═════ Provided entries ═════

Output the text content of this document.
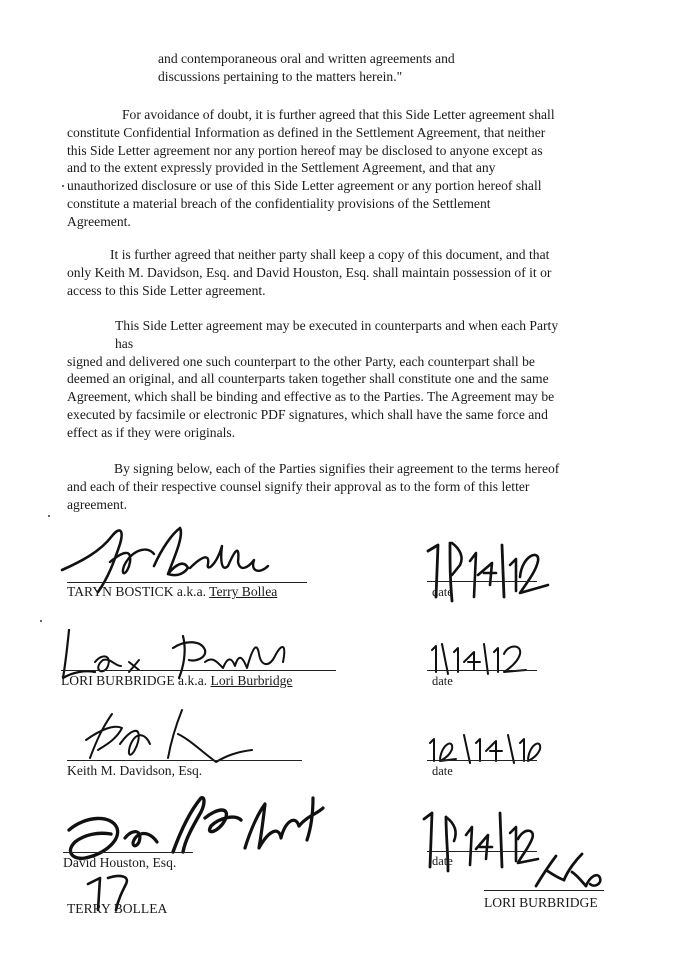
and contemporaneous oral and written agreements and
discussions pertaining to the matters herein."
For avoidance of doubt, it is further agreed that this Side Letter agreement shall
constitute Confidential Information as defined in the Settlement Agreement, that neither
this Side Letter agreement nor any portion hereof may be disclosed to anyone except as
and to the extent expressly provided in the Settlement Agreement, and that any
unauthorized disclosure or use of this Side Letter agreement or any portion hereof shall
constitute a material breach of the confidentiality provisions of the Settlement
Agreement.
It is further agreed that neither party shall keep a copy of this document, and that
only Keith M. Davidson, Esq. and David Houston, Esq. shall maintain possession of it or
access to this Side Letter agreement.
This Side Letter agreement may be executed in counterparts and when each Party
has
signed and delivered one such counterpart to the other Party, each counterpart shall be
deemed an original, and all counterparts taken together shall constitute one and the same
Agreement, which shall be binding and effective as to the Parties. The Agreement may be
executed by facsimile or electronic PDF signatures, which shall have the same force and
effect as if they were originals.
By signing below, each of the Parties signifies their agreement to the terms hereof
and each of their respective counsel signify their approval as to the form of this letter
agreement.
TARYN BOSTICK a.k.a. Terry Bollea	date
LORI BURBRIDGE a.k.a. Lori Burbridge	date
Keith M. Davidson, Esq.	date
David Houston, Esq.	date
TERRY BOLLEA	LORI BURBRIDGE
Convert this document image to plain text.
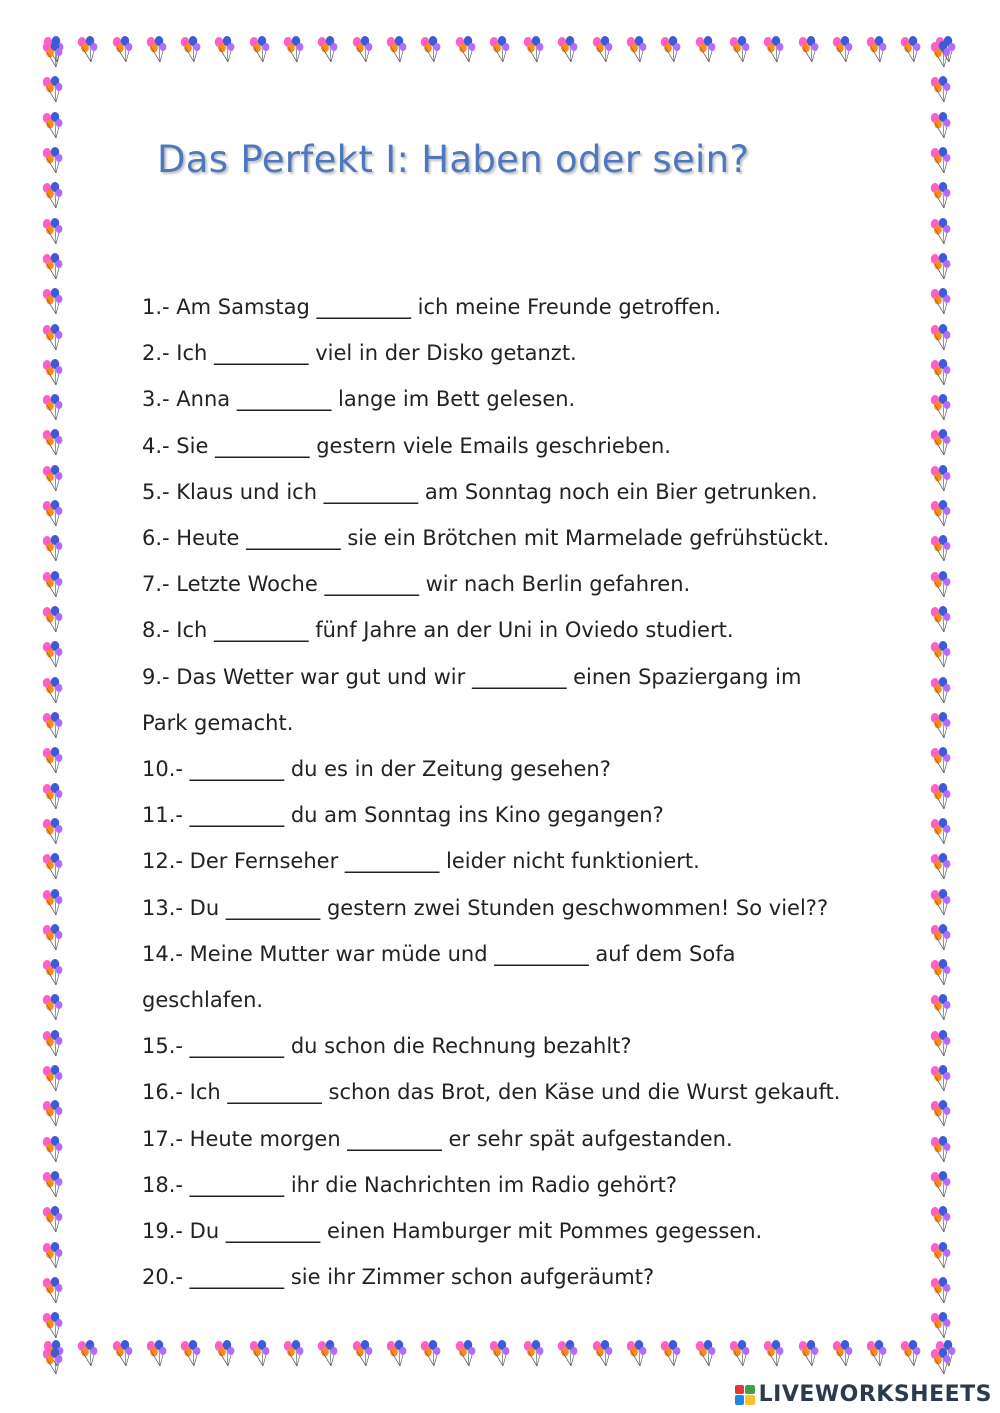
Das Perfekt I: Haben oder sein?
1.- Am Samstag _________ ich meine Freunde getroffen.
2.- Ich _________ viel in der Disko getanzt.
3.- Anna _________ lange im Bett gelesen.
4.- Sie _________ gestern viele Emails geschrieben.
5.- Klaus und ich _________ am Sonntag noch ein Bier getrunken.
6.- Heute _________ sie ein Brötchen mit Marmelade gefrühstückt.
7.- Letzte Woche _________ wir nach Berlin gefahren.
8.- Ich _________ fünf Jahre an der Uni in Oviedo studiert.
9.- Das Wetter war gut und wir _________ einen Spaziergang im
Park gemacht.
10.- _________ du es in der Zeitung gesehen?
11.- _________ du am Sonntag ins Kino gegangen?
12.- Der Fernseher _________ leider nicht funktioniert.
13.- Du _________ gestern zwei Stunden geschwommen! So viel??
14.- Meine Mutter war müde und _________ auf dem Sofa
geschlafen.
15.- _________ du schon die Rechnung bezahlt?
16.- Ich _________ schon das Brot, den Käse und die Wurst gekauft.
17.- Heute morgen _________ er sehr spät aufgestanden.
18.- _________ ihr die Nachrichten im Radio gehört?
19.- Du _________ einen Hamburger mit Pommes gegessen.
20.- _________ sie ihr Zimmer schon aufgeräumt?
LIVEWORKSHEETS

═════

Do this -
From the records above, pull out each line that has "Keith".

Complete output -
only Keith M. Davidson, Esq. and David Houston, Esq. shall maintain possession of it or
Keith M. Davidson, Esq.	date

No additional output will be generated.